Work required: Write out all the lines again, precisely as they stand, but without the images.

Listed records:
□ □ □ □ □

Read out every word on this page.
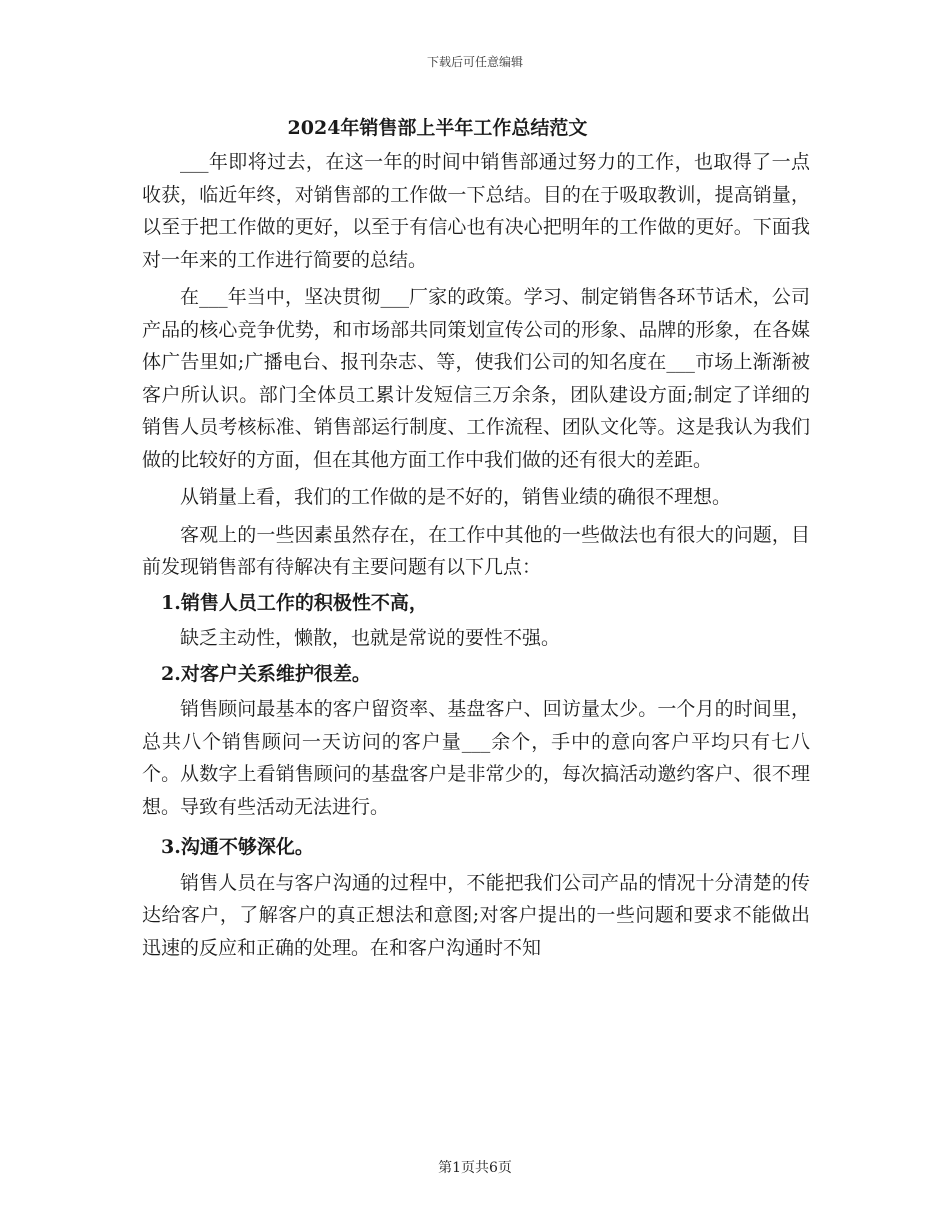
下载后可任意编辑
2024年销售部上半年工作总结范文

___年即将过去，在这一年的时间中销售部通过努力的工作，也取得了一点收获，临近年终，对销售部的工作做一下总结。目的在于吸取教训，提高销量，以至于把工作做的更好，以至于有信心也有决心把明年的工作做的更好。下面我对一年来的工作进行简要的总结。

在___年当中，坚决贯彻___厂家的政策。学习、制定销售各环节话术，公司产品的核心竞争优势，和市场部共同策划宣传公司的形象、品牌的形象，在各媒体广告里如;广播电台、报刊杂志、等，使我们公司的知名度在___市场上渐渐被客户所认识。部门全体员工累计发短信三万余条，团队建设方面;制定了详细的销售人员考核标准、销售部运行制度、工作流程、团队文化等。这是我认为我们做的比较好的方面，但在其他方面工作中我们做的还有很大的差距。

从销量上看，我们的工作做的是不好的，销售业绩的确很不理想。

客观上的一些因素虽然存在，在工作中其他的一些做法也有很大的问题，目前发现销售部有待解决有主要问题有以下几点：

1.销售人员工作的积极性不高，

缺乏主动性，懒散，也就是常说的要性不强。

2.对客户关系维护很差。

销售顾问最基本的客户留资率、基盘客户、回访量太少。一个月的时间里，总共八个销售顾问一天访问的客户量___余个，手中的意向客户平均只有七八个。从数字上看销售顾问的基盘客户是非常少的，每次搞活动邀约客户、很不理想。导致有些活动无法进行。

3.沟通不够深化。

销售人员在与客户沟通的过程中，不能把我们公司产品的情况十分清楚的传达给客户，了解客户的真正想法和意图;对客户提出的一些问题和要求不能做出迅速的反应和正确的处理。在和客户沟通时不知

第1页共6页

□ □ □ □ □

Right answer:
Read out every word on this page.
下载后可任意编辑
2024年销售部上半年工作总结范文

___年即将过去，在这一年的时间中销售部通过努力的工作，也取得了一点收获，临近年终，对销售部的工作做一下总结。目的在于吸取教训，提高销量，以至于把工作做的更好，以至于有信心也有决心把明年的工作做的更好。下面我对一年来的工作进行简要的总结。

在___年当中，坚决贯彻___厂家的政策。学习、制定销售各环节话术，公司产品的核心竞争优势，和市场部共同策划宣传公司的形象、品牌的形象，在各媒体广告里如;广播电台、报刊杂志、等，使我们公司的知名度在___市场上渐渐被客户所认识。部门全体员工累计发短信三万余条，团队建设方面;制定了详细的销售人员考核标准、销售部运行制度、工作流程、团队文化等。这是我认为我们做的比较好的方面，但在其他方面工作中我们做的还有很大的差距。

从销量上看，我们的工作做的是不好的，销售业绩的确很不理想。

客观上的一些因素虽然存在，在工作中其他的一些做法也有很大的问题，目前发现销售部有待解决有主要问题有以下几点：

1.销售人员工作的积极性不高，

缺乏主动性，懒散，也就是常说的要性不强。

2.对客户关系维护很差。

销售顾问最基本的客户留资率、基盘客户、回访量太少。一个月的时间里，总共八个销售顾问一天访问的客户量___余个，手中的意向客户平均只有七八个。从数字上看销售顾问的基盘客户是非常少的，每次搞活动邀约客户、很不理想。导致有些活动无法进行。

3.沟通不够深化。

销售人员在与客户沟通的过程中，不能把我们公司产品的情况十分清楚的传达给客户，了解客户的真正想法和意图;对客户提出的一些问题和要求不能做出迅速的反应和正确的处理。在和客户沟通时不知

第1页共6页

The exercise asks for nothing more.